TASK GOAL >> Quote the data below in full, minus the images.

⟨

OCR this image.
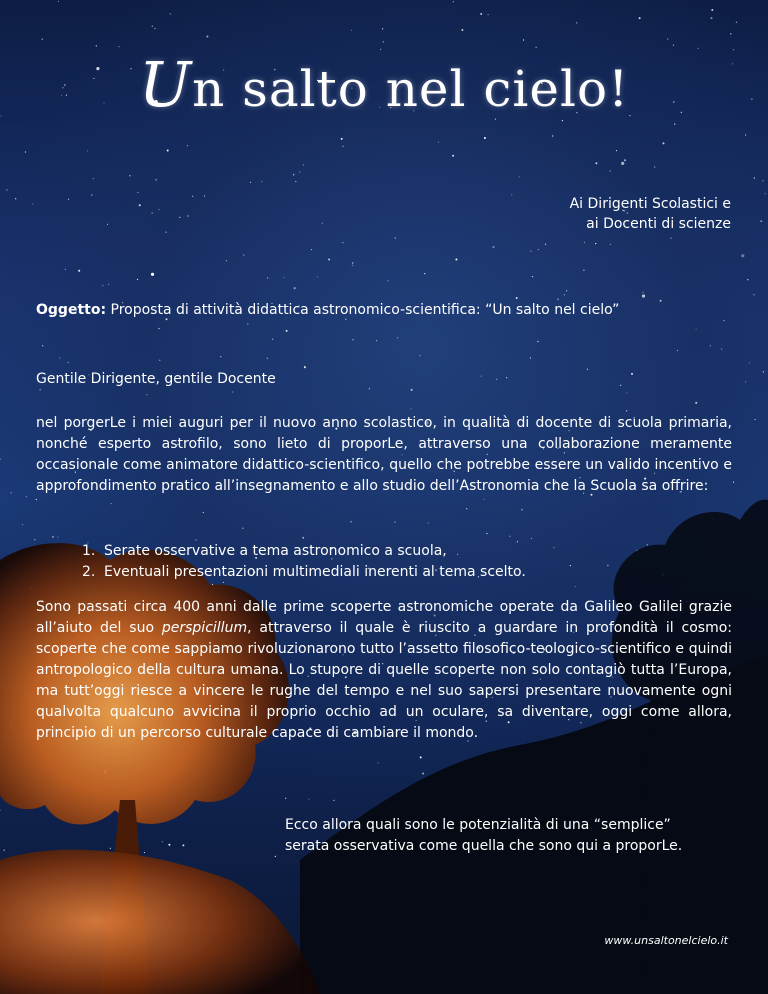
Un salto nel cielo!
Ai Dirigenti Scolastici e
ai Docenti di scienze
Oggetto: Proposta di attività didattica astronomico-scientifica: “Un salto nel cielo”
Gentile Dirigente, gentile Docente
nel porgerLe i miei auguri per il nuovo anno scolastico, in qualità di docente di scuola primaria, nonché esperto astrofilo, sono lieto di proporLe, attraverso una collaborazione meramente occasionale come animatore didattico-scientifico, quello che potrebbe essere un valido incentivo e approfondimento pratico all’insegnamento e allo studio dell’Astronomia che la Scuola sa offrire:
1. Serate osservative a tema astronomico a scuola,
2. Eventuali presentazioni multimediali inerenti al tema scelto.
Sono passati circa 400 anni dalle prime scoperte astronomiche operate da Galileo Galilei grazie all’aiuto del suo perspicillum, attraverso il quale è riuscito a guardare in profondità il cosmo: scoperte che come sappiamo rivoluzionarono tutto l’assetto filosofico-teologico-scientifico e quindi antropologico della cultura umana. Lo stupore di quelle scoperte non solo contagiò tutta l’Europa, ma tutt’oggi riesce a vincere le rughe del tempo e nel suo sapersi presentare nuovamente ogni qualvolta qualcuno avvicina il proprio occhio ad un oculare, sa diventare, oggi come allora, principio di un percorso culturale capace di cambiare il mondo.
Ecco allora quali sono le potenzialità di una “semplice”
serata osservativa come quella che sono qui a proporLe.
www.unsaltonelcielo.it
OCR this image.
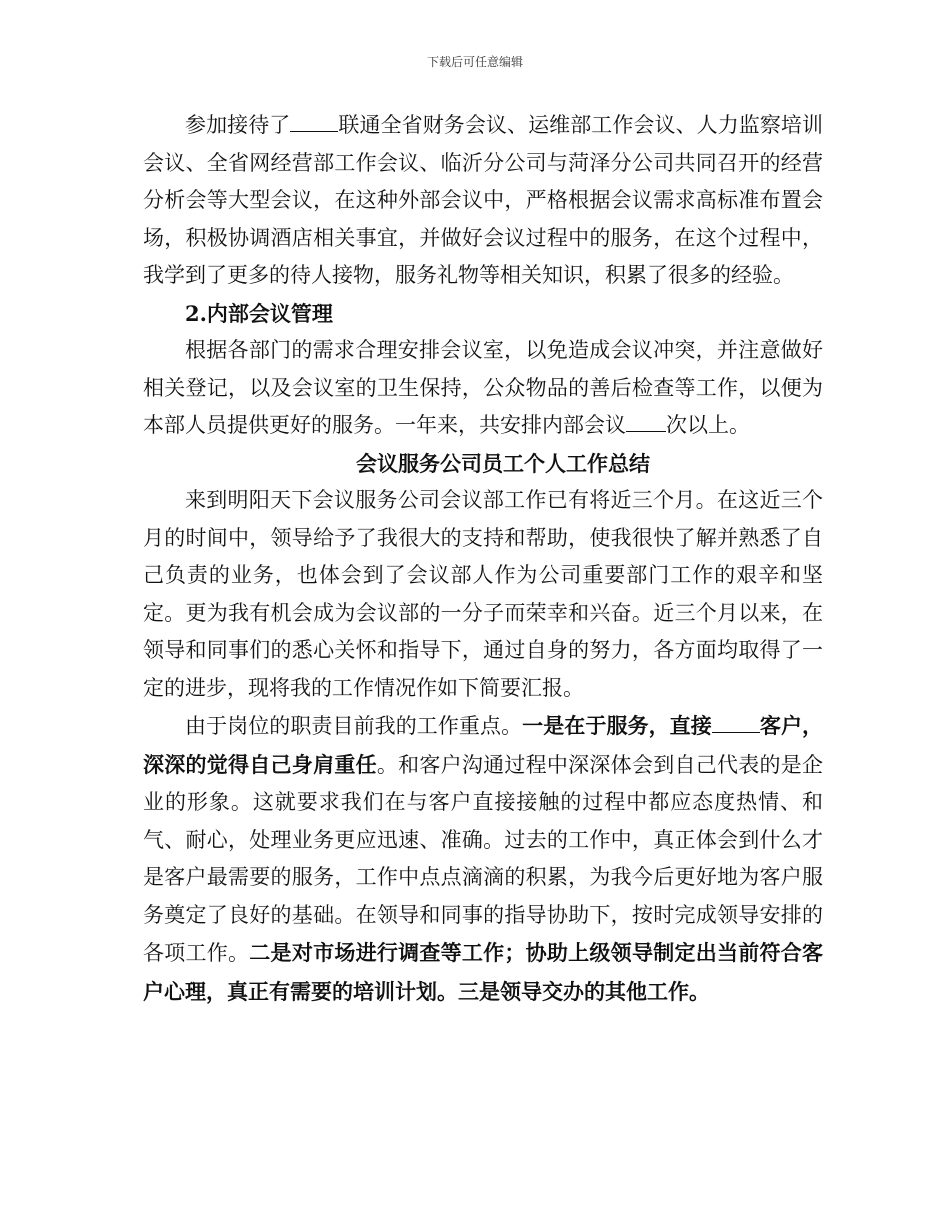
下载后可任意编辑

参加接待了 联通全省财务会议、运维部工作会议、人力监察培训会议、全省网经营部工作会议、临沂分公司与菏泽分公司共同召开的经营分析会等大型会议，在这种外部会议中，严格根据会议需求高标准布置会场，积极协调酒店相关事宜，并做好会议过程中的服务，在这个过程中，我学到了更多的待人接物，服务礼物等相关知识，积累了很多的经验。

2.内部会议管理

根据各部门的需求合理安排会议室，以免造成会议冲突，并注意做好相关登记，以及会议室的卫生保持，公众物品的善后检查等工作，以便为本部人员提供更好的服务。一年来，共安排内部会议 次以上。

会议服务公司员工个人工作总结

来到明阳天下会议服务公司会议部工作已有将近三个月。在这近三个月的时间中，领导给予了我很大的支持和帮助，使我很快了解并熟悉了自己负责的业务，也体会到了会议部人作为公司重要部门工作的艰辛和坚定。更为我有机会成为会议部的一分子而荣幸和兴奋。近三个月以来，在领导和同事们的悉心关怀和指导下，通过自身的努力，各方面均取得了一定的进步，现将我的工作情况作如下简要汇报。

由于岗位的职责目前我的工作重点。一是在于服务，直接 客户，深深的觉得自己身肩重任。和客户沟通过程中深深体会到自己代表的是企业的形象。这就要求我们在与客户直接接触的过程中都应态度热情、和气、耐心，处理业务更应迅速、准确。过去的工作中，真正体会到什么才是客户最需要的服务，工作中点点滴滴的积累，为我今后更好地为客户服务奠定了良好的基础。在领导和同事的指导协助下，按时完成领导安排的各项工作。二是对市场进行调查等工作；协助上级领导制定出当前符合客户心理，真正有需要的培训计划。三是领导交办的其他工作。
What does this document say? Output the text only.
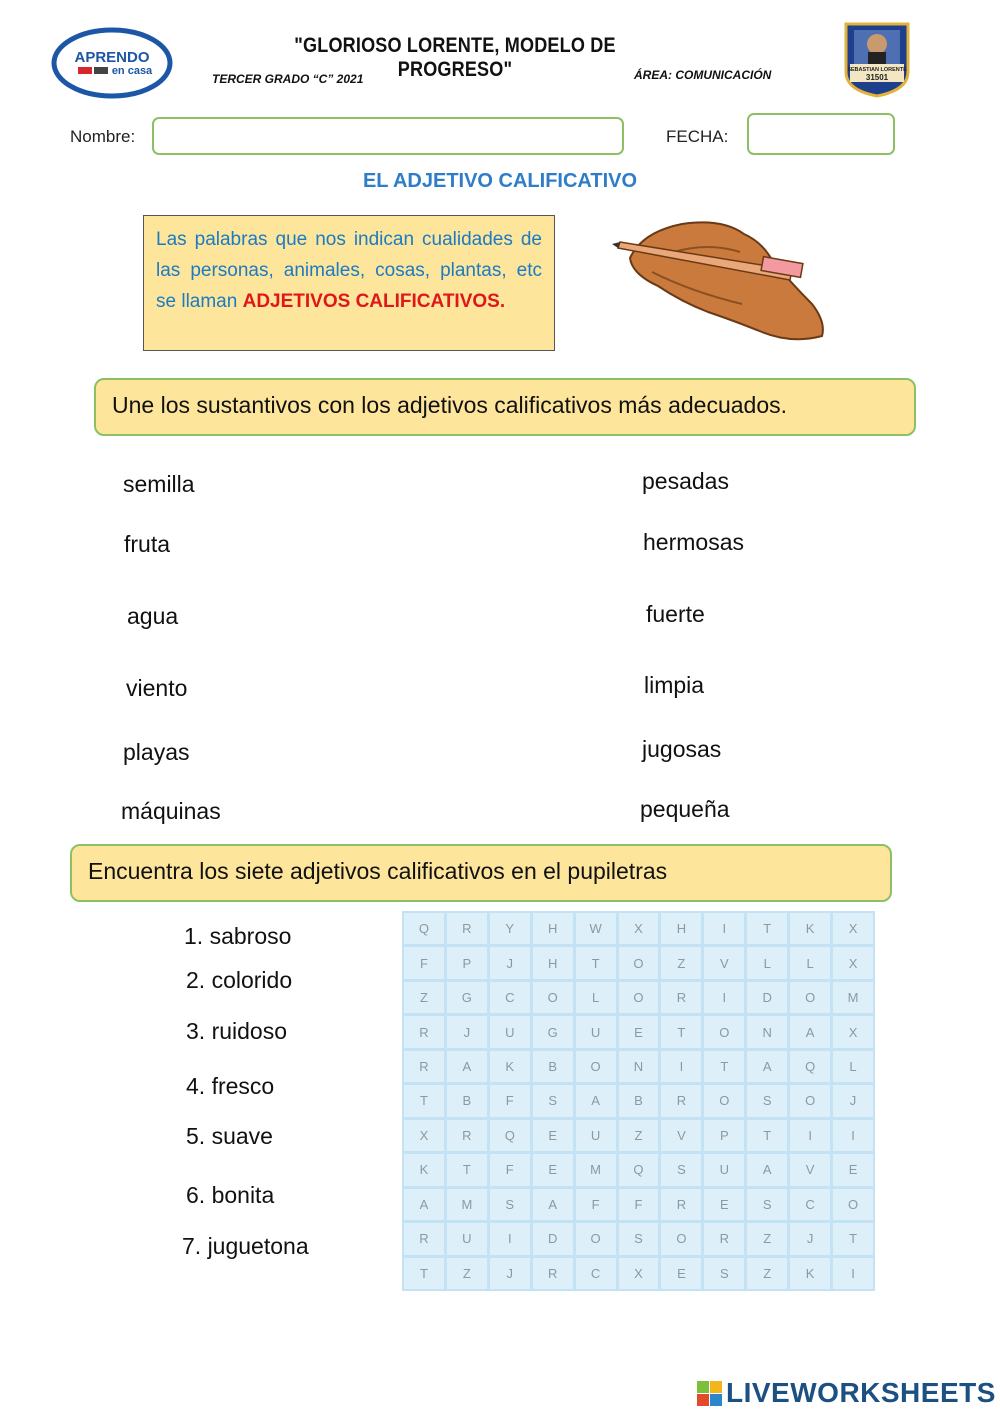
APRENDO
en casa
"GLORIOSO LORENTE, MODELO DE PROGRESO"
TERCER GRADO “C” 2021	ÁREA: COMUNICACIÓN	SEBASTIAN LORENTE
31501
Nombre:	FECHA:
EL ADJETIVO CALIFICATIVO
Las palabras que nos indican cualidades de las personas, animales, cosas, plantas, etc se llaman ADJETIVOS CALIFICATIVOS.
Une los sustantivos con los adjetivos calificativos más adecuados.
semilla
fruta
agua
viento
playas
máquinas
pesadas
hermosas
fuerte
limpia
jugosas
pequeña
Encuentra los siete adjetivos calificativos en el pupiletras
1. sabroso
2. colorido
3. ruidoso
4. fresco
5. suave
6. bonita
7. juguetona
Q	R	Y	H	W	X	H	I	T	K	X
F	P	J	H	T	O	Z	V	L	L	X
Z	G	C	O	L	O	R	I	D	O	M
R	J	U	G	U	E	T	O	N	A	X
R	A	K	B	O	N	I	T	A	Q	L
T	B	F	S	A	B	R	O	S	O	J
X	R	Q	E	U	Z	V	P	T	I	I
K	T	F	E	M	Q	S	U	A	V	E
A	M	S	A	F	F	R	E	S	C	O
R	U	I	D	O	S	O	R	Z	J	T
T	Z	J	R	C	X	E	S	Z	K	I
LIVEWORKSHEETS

⟩

SOLVED EXERCISE >>
OCR this image.
Un salto nel cielo!
Ai Dirigenti Scolastici e
ai Docenti di scienze
Oggetto: Proposta di attività didattica astronomico-scientifica: “Un salto nel cielo”
Gentile Dirigente, gentile Docente
nel porgerLe i miei auguri per il nuovo anno scolastico, in qualità di docente di scuola primaria, nonché esperto astrofilo, sono lieto di proporLe, attraverso una collaborazione meramente occasionale come animatore didattico-scientifico, quello che potrebbe essere un valido incentivo e approfondimento pratico all’insegnamento e allo studio dell’Astronomia che la Scuola sa offrire:
1. Serate osservative a tema astronomico a scuola,
2. Eventuali presentazioni multimediali inerenti al tema scelto.
Sono passati circa 400 anni dalle prime scoperte astronomiche operate da Galileo Galilei grazie all’aiuto del suo perspicillum, attraverso il quale è riuscito a guardare in profondità il cosmo: scoperte che come sappiamo rivoluzionarono tutto l’assetto filosofico-teologico-scientifico e quindi antropologico della cultura umana. Lo stupore di quelle scoperte non solo contagiò tutta l’Europa, ma tutt’oggi riesce a vincere le rughe del tempo e nel suo sapersi presentare nuovamente ogni qualvolta qualcuno avvicina il proprio occhio ad un oculare, sa diventare, oggi come allora, principio di un percorso culturale capace di cambiare il mondo.
Ecco allora quali sono le potenzialità di una “semplice”
serata osservativa come quella che sono qui a proporLe.
www.unsaltonelcielo.it
OCR this image.
下载后可任意编辑

参加接待了 联通全省财务会议、运维部工作会议、人力监察培训会议、全省网经营部工作会议、临沂分公司与菏泽分公司共同召开的经营分析会等大型会议，在这种外部会议中，严格根据会议需求高标准布置会场，积极协调酒店相关事宜，并做好会议过程中的服务，在这个过程中，我学到了更多的待人接物，服务礼物等相关知识，积累了很多的经验。

2.内部会议管理

根据各部门的需求合理安排会议室，以免造成会议冲突，并注意做好相关登记，以及会议室的卫生保持，公众物品的善后检查等工作，以便为本部人员提供更好的服务。一年来，共安排内部会议 次以上。

会议服务公司员工个人工作总结

来到明阳天下会议服务公司会议部工作已有将近三个月。在这近三个月的时间中，领导给予了我很大的支持和帮助，使我很快了解并熟悉了自己负责的业务，也体会到了会议部人作为公司重要部门工作的艰辛和坚定。更为我有机会成为会议部的一分子而荣幸和兴奋。近三个月以来，在领导和同事们的悉心关怀和指导下，通过自身的努力，各方面均取得了一定的进步，现将我的工作情况作如下简要汇报。

由于岗位的职责目前我的工作重点。一是在于服务，直接 客户，深深的觉得自己身肩重任。和客户沟通过程中深深体会到自己代表的是企业的形象。这就要求我们在与客户直接接触的过程中都应态度热情、和气、耐心，处理业务更应迅速、准确。过去的工作中，真正体会到什么才是客户最需要的服务，工作中点点滴滴的积累，为我今后更好地为客户服务奠定了良好的基础。在领导和同事的指导协助下，按时完成领导安排的各项工作。二是对市场进行调查等工作；协助上级领导制定出当前符合客户心理，真正有需要的培训计划。三是领导交办的其他工作。
What does this document say? Output the text only.
APRENDO
en casa
"GLORIOSO LORENTE, MODELO DE PROGRESO"
TERCER GRADO “C” 2021	ÁREA: COMUNICACIÓN	SEBASTIAN LORENTE
31501
Nombre:	FECHA:
EL ADJETIVO CALIFICATIVO
Las palabras que nos indican cualidades de las personas, animales, cosas, plantas, etc se llaman ADJETIVOS CALIFICATIVOS.
Une los sustantivos con los adjetivos calificativos más adecuados.
semilla
fruta
agua
viento
playas
máquinas
pesadas
hermosas
fuerte
limpia
jugosas
pequeña
Encuentra los siete adjetivos calificativos en el pupiletras
1. sabroso
2. colorido
3. ruidoso
4. fresco
5. suave
6. bonita
7. juguetona
Q	R	Y	H	W	X	H	I	T	K	X
F	P	J	H	T	O	Z	V	L	L	X
Z	G	C	O	L	O	R	I	D	O	M
R	J	U	G	U	E	T	O	N	A	X
R	A	K	B	O	N	I	T	A	Q	L
T	B	F	S	A	B	R	O	S	O	J
X	R	Q	E	U	Z	V	P	T	I	I
K	T	F	E	M	Q	S	U	A	V	E
A	M	S	A	F	F	R	E	S	C	O
R	U	I	D	O	S	O	R	Z	J	T
T	Z	J	R	C	X	E	S	Z	K	I
LIVEWORKSHEETS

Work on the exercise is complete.